◆ **YOUR OBJECTIVE**
Pull every line containing "duration" out of the material below.

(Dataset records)
## begin

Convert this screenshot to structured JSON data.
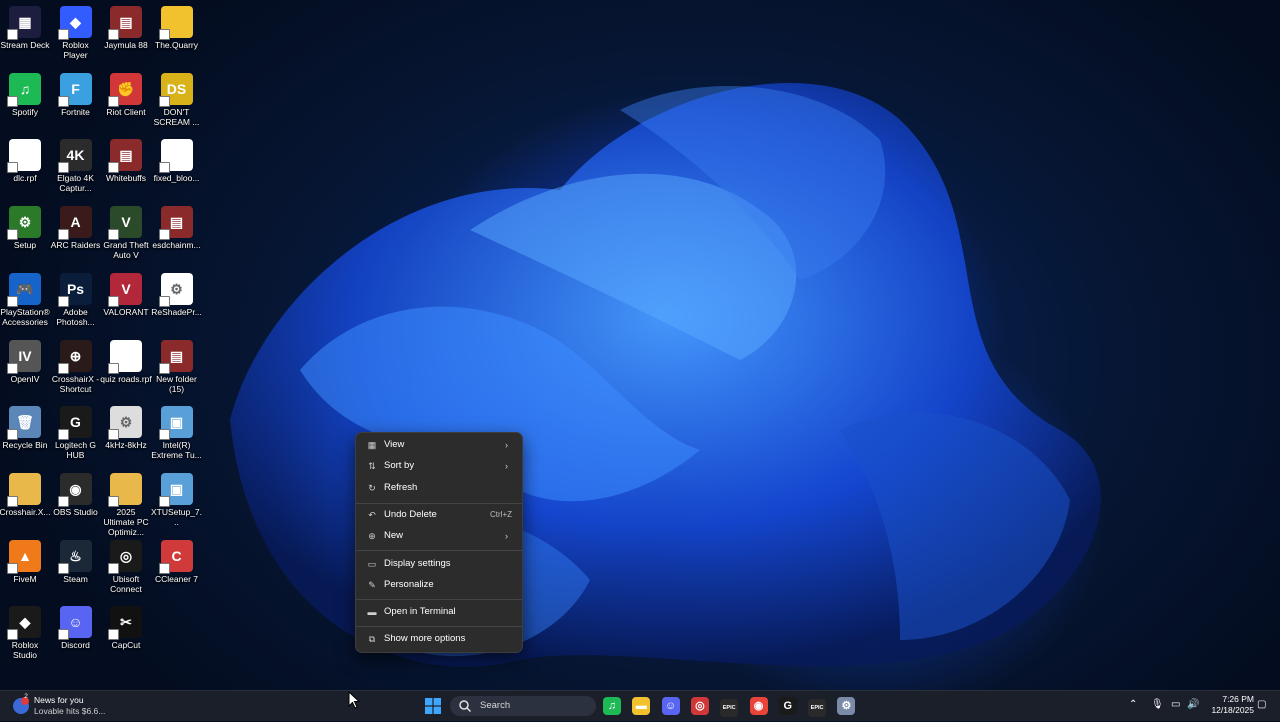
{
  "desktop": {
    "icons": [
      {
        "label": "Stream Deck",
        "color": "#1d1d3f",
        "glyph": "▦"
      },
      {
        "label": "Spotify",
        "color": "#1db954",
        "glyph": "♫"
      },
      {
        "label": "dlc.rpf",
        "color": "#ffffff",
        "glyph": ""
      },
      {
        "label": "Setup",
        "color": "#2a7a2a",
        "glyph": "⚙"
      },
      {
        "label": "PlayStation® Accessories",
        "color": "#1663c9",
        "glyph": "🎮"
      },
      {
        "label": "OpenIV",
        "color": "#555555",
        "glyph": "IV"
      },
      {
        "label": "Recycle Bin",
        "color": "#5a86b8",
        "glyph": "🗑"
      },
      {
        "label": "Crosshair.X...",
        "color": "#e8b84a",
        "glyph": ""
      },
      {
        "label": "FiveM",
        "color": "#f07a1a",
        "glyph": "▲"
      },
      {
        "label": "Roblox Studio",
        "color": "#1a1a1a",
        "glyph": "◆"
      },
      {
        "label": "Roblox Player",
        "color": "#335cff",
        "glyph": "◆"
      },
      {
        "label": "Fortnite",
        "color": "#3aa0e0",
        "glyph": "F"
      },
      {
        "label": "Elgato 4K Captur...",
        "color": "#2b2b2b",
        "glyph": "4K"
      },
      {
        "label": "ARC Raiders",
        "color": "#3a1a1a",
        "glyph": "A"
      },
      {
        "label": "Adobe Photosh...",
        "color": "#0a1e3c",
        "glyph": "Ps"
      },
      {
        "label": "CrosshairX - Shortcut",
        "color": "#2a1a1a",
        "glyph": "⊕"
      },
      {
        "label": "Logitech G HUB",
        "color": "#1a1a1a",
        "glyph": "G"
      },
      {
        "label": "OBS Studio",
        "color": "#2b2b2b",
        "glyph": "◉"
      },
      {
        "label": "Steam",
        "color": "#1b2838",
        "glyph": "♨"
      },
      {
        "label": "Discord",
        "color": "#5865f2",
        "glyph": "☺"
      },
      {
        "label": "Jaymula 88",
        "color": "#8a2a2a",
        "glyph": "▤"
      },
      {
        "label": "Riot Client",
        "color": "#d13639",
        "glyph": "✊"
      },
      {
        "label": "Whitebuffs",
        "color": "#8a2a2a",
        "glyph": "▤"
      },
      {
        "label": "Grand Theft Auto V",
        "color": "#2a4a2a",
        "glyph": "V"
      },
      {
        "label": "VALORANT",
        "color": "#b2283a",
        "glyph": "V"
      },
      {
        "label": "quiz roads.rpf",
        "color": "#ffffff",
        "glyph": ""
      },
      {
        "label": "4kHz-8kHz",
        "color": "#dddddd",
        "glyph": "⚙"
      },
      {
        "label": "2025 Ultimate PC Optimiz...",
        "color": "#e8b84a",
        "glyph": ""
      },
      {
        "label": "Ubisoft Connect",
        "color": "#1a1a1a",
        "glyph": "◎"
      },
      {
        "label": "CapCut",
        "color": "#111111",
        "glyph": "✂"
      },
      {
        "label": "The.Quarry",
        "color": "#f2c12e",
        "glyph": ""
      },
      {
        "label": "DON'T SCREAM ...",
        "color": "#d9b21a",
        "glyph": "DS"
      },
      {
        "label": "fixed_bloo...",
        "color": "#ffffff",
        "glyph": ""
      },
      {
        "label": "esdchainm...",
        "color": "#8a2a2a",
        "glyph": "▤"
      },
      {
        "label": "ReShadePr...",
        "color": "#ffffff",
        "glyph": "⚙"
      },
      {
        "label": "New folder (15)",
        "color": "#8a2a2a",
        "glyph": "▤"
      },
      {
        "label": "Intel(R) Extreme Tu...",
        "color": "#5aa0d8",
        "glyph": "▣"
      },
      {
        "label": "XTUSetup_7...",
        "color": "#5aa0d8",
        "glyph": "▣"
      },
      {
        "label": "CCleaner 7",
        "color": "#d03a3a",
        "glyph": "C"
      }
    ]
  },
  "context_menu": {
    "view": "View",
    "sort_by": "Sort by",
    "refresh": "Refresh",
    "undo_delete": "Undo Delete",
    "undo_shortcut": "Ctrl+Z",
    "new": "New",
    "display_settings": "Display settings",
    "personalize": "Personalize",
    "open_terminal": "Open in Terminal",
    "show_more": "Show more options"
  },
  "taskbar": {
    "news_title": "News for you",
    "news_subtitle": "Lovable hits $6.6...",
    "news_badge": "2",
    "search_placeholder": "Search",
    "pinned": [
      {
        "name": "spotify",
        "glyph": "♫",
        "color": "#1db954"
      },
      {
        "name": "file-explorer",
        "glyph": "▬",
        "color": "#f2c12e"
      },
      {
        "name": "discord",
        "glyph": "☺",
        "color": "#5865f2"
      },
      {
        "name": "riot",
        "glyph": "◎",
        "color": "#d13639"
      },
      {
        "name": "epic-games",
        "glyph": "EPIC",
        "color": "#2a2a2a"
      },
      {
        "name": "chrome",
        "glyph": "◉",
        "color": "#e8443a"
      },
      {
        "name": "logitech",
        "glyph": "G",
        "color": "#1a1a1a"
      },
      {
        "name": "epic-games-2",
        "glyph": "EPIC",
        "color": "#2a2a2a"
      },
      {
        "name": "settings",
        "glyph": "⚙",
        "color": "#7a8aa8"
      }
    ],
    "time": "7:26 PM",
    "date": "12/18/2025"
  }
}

## end
## begin

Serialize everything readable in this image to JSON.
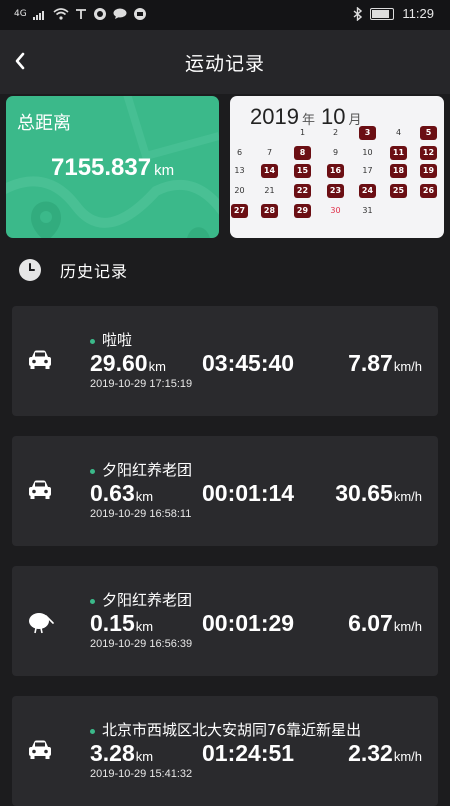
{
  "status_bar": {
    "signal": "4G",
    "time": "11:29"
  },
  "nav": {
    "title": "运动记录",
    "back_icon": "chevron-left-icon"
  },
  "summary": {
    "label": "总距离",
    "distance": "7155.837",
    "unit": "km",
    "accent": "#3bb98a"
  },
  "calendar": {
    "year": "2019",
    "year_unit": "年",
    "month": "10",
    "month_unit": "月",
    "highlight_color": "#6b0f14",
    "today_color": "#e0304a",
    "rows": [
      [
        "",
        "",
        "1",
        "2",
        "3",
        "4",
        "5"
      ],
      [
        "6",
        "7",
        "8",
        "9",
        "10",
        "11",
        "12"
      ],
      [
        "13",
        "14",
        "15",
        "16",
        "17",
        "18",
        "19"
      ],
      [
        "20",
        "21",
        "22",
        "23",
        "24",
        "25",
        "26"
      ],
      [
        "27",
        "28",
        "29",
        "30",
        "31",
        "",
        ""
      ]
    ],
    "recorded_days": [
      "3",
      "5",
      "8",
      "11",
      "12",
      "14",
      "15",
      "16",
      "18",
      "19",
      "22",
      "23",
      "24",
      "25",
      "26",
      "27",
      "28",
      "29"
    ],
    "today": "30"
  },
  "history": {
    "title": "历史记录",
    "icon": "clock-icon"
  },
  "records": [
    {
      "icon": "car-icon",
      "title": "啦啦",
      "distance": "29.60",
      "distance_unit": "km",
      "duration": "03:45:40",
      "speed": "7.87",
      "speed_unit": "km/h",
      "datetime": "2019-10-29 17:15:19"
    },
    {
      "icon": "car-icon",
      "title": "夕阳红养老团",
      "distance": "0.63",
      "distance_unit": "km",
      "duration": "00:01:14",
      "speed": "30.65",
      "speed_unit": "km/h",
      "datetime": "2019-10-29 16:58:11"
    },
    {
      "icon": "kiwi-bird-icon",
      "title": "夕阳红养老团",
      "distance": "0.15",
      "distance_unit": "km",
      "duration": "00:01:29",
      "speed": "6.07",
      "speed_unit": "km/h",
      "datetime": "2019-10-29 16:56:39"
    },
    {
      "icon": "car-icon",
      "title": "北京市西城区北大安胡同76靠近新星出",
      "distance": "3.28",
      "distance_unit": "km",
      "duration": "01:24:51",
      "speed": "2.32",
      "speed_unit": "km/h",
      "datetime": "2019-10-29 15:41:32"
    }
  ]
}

## end

◆ **ANSWER TO THIS PROBLEM**
      "duration": "03:45:40",
      "duration": "00:01:14",
      "duration": "00:01:29",
      "duration": "01:24:51",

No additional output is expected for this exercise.